— begin Data section —

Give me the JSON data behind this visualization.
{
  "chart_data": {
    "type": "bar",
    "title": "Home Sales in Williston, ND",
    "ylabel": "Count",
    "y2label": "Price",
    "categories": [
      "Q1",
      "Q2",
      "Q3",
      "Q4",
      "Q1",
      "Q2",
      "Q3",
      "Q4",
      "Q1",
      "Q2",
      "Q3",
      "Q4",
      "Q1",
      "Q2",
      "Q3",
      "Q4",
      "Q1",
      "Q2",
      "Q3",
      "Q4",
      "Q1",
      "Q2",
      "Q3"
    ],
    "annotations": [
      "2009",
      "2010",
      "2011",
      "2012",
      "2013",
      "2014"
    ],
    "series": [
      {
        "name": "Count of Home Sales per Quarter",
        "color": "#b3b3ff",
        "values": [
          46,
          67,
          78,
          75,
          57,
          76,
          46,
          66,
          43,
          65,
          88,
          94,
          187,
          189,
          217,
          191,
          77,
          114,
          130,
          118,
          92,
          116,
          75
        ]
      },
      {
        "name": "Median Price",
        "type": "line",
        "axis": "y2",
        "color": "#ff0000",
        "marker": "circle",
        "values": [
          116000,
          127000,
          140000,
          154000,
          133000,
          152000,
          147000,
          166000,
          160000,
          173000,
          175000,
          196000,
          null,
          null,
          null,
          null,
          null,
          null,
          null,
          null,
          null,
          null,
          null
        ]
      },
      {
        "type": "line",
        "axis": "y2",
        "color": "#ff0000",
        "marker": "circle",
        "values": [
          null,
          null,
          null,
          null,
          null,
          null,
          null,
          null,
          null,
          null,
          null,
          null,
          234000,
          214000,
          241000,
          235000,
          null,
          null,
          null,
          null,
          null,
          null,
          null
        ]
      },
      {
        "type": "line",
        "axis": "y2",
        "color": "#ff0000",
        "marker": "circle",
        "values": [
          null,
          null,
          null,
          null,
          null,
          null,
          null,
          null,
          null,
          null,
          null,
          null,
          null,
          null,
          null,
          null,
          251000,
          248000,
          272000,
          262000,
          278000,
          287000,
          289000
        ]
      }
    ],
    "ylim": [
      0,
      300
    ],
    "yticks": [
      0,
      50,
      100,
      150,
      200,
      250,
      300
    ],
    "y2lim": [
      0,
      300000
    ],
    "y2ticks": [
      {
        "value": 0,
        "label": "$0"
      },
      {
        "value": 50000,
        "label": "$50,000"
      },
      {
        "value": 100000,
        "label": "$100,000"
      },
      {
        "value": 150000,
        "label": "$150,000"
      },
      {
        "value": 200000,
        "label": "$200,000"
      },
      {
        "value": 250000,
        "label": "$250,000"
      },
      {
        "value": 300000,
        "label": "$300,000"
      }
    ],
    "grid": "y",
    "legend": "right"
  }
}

— end Data section —

Work to be completed.
All lines in the data that contain the word "Home" should be copied.

Exercise result.
    "title": "Home Sales in Williston, ND",
        "name": "Count of Home Sales per Quarter",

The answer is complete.